YOUR TASK =
Print every line of the listing exactly, please.
[Start of RECORDS TO PROCESS]
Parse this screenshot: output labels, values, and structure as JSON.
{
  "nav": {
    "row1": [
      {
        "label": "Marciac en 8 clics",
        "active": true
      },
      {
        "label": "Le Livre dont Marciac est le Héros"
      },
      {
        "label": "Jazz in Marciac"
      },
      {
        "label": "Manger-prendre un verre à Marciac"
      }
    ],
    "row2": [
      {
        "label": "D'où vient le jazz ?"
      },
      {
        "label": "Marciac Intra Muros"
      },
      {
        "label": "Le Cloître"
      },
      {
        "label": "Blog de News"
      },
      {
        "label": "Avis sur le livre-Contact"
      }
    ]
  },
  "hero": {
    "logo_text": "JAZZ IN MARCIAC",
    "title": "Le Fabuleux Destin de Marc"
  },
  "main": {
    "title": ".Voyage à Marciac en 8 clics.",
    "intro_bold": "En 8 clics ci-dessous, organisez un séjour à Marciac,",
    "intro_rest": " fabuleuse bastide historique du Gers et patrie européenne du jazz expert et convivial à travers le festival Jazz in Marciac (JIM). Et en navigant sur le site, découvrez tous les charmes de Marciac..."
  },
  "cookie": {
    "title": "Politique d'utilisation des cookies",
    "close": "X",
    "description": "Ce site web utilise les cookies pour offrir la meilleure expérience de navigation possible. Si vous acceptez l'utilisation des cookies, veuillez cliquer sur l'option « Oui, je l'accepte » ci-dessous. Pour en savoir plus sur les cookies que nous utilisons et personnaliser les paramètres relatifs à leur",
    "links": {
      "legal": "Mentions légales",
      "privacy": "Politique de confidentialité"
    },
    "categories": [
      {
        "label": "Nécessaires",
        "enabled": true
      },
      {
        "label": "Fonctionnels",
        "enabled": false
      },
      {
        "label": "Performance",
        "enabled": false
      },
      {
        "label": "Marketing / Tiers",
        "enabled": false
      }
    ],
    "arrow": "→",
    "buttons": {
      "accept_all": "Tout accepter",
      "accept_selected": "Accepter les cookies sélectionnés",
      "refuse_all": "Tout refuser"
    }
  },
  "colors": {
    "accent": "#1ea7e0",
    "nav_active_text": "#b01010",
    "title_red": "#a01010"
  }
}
[End of RECORDS TO PROCESS]
EXERCISE RESULT =
Parse this screenshot: output labels, values, and structure as JSON.
{
  "nav": {
    "row1": [
      {
        "label": "Marciac en 8 clics",
        "active": true
      },
      {
        "label": "Le Livre dont Marciac est le Héros"
      },
      {
        "label": "Jazz in Marciac"
      },
      {
        "label": "Manger-prendre un verre à Marciac"
      }
    ],
    "row2": [
      {
        "label": "D'où vient le jazz ?"
      },
      {
        "label": "Marciac Intra Muros"
      },
      {
        "label": "Le Cloître"
      },
      {
        "label": "Blog de News"
      },
      {
        "label": "Avis sur le livre-Contact"
      }
    ]
  },
  "hero": {
    "logo_text": "JAZZ IN MARCIAC",
    "title": "Le Fabuleux Destin de Marc"
  },
  "main": {
    "title": ".Voyage à Marciac en 8 clics.",
    "intro_bold": "En 8 clics ci-dessous, organisez un séjour à Marciac,",
    "intro_rest": " fabuleuse bastide historique du Gers et patrie européenne du jazz expert et convivial à travers le festival Jazz in Marciac (JIM). Et en navigant sur le site, découvrez tous les charmes de Marciac..."
  },
  "cookie": {
    "title": "Politique d'utilisation des cookies",
    "close": "X",
    "description": "Ce site web utilise les cookies pour offrir la meilleure expérience de navigation possible. Si vous acceptez l'utilisation des cookies, veuillez cliquer sur l'option « Oui, je l'accepte » ci-dessous. Pour en savoir plus sur les cookies que nous utilisons et personnaliser les paramètres relatifs à leur",
    "links": {
      "legal": "Mentions légales",
      "privacy": "Politique de confidentialité"
    },
    "categories": [
      {
        "label": "Nécessaires",
        "enabled": true
      },
      {
        "label": "Fonctionnels",
        "enabled": false
      },
      {
        "label": "Performance",
        "enabled": false
      },
      {
        "label": "Marketing / Tiers",
        "enabled": false
      }
    ],
    "arrow": "→",
    "buttons": {
      "accept_all": "Tout accepter",
      "accept_selected": "Accepter les cookies sélectionnés",
      "refuse_all": "Tout refuser"
    }
  },
  "colors": {
    "accent": "#1ea7e0",
    "nav_active_text": "#b01010",
    "title_red": "#a01010"
  }
}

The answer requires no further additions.